◆ Work to do
Set down exactly the lines from the one containing "What text is on this page?" through the last line of the records below, both included, and nothing else.

◆ Dataset records

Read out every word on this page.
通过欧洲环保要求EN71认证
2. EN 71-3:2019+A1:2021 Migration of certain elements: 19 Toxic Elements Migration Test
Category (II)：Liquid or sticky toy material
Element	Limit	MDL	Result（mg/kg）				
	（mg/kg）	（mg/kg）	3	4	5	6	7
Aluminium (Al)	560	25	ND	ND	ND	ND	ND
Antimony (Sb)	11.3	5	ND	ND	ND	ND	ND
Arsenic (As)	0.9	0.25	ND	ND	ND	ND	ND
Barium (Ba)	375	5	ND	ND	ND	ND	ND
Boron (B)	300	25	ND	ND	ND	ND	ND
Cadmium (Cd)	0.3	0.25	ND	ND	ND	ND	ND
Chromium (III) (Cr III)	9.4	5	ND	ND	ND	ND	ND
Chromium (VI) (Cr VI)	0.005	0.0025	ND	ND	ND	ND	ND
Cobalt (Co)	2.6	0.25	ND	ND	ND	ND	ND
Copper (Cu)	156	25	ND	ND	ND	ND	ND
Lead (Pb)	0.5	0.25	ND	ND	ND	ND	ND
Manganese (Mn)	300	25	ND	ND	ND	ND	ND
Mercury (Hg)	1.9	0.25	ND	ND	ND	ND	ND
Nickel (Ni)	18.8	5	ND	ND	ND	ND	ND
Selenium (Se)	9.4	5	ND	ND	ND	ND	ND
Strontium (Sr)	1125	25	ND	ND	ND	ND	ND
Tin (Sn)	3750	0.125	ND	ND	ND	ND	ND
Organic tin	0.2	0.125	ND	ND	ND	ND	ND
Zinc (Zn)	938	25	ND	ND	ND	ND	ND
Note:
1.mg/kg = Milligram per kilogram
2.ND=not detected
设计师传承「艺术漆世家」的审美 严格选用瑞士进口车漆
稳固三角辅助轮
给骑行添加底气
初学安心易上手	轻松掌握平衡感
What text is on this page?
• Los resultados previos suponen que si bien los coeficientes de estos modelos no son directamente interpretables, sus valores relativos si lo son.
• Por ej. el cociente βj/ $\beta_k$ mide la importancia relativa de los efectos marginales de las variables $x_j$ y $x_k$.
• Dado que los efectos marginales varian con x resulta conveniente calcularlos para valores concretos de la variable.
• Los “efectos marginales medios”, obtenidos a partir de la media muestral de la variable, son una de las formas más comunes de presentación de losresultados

◆ Solution to the problem
What text is on this page?
• Los resultados previos suponen que si bien los coeficientes de estos modelos no son directamente interpretables, sus valores relativos si lo son.
• Por ej. el cociente βj/ $\beta_k$ mide la importancia relativa de los efectos marginales de las variables $x_j$ y $x_k$.
• Dado que los efectos marginales varian con x resulta conveniente calcularlos para valores concretos de la variable.
• Los “efectos marginales medios”, obtenidos a partir de la media muestral de la variable, son una de las formas más comunes de presentación de losresultados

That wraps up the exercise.